## Passage to read
You are viewing a plain text version of this content. The canonical link for it is here.
Posted to dev@spark.apache.org by Ashwin Shankar <as...@gmail.com> on 2015/06/10 22:43:04 UTC

Problem with pyspark on Docker talking to YARN cluster

All,
I was wondering if any of you have solved this problem :

I have pyspark(ipython mode) running on docker talking to
a yarn cluster(AM/executors are NOT running on docker).

When I start pyspark in the docker container, it binds to port *49460.*

Once the app is submitted to YARN, the app(AM) on the cluster side fails
with the following error message :
*ERROR yarn.ApplicationMaster: Failed to connect to driver at :49460*

This makes sense because AM is trying to talk to container directly and
it cannot, it should be talking to the docker host instead.

*Question* :
How do we make Spark AM talk to host1:port1 of the docker host(not the
container), which would then
route it to container which is running pyspark on host2:port2 ?

One solution I could think of is : after starting the driver(say on
hostA:portA), and before submitting the app to yarn, we could
reset driver's host/port to hostmachine's ip/port. So the AM can then talk
hostmachine's ip/port, which would be mapped
to the container.

Thoughts ?
-- 
Thanks,
Ashwin

Re: Problem with pyspark on Docker talking to YARN cluster

Posted by John Omernik <jo...@omernik.com>.
Was there any other creative solutions for this? I am running into the same
issue with submitting to yarn from a Docker container and the solutions
don't provided don't work. (1. the host doesn't work, even if I use the
hostname of the physical node because when spark tries to bind to the
hostname of the physical node in bridged mode, it doesn't see it and errors
out... as stated we need a bind address, and advertise address if this is
to work), 2. Same restrictions. 3. cluster mode doesn't work for pyspark
shell.

Any other thoughts?

John

On Thu, Jun 11, 2015 at 12:09 AM, Ashwin Shankar <as...@gmail.com>
wrote:

> Hi Eron, Thanks for your reply, but none of these options works for us.
>>
>>
>>    1. use 'spark.driver.host' and 'spark.driver.port' setting to
>>    stabilize the driver-side endpoint.  (ref
>>    <https://spark.apache.org/docs/latest/configuration.html#networking>)
>>
>> This unfortunately won't help since if we set spark.driver.port to
> something, its going to be used to bind on the client
> side and the same will be passed to the AM. We need two variables,a) one
> to bind to on the client side, b)another port which is opened up on the
> docker host and will be used by the AM to talk back to the driver.
>
> 2. use host networking for your container, i.e. "docker run --net=host
>> ..."
>
> We run containers in shared environment, and this option makes host
> network stack accessible to all
> containers in it, which could leads to security issues.
>
> 3. use yarn-cluster mode
>
>  Pyspark interactive shell(ipython) doesn't have cluster mode. SPARK-5162
> <https://issues.apache.org/jira/browse/SPARK-5162> is for spark-submit
> python in cluster mode.

## Provided material
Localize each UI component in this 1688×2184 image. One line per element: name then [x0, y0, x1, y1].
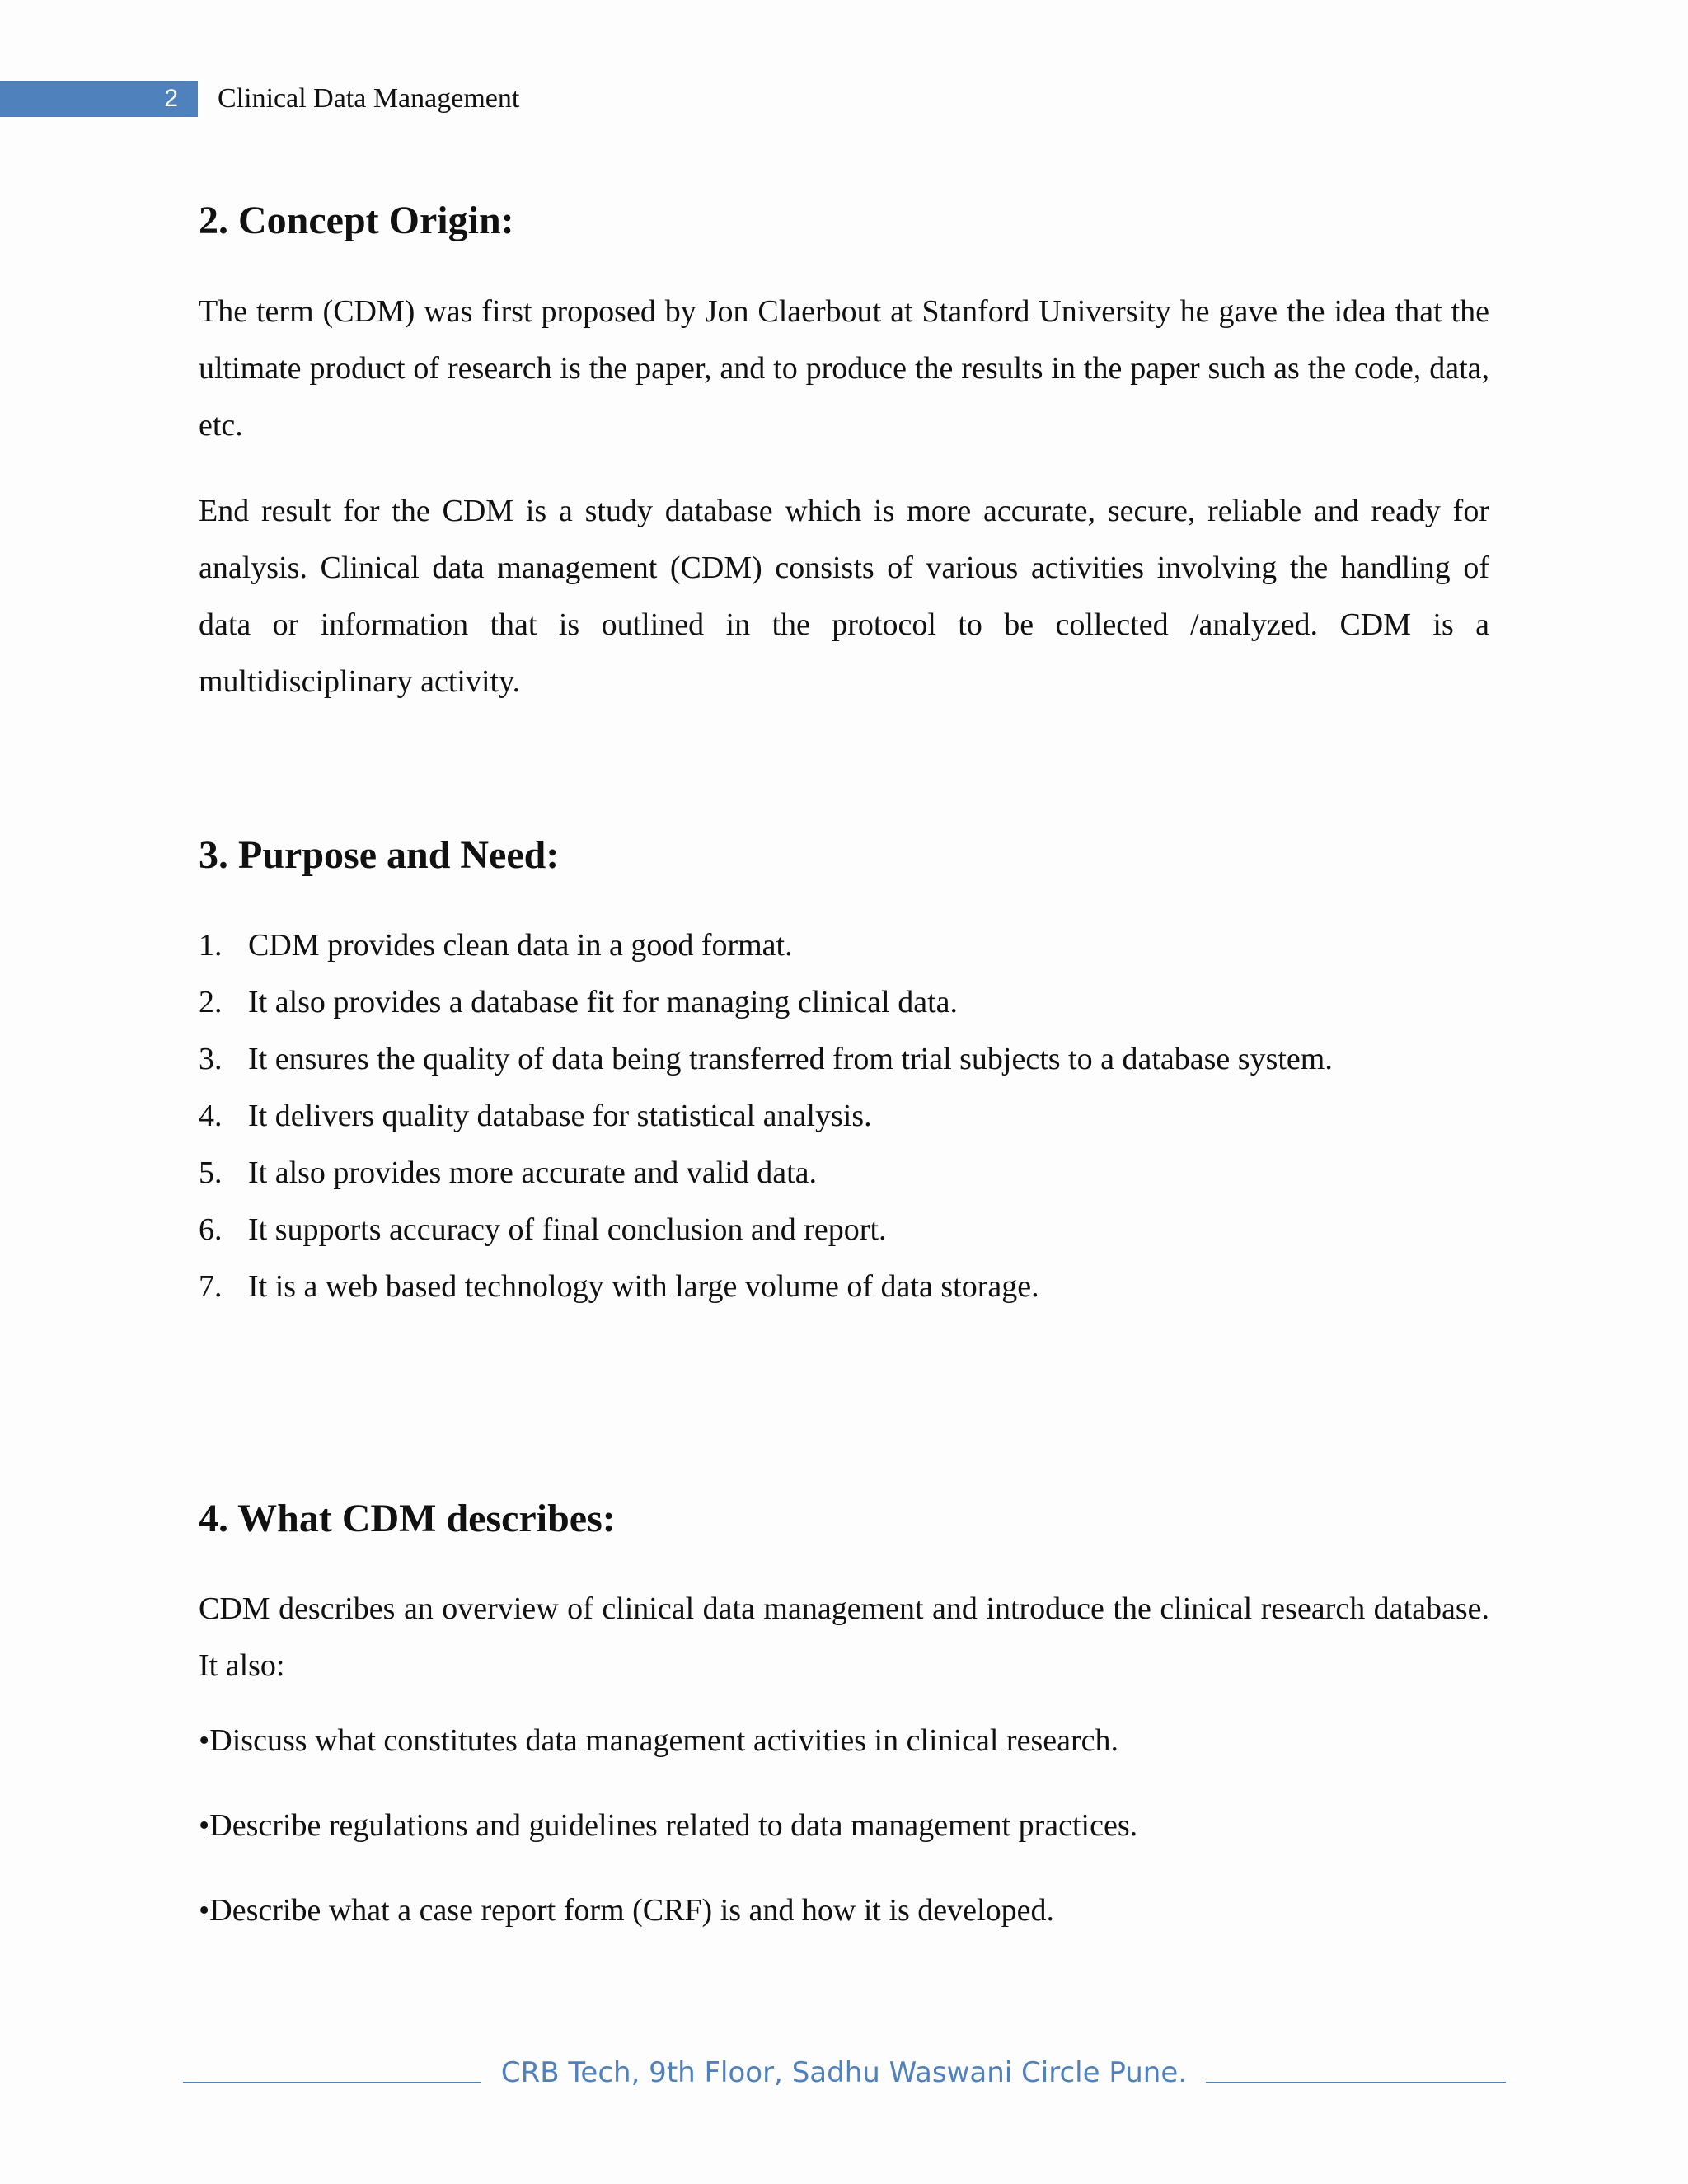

## Exercise aim
Give again the portion of the pyspark-on-Docker thread that starts at the words "I have pyspark(ipython" and stops after "docker host instead.", with every word unchanged. Rely only on the pyspark-on-Docker thread, not on the data.

## Expected answer
I have pyspark(ipython mode) running on docker talking to
a yarn cluster(AM/executors are NOT running on docker).

When I start pyspark in the docker container, it binds to port *49460.*

Once the app is submitted to YARN, the app(AM) on the cluster side fails
with the following error message :
*ERROR yarn.ApplicationMaster: Failed to connect to driver at :49460*

This makes sense because AM is trying to talk to container directly and
it cannot, it should be talking to the docker host instead.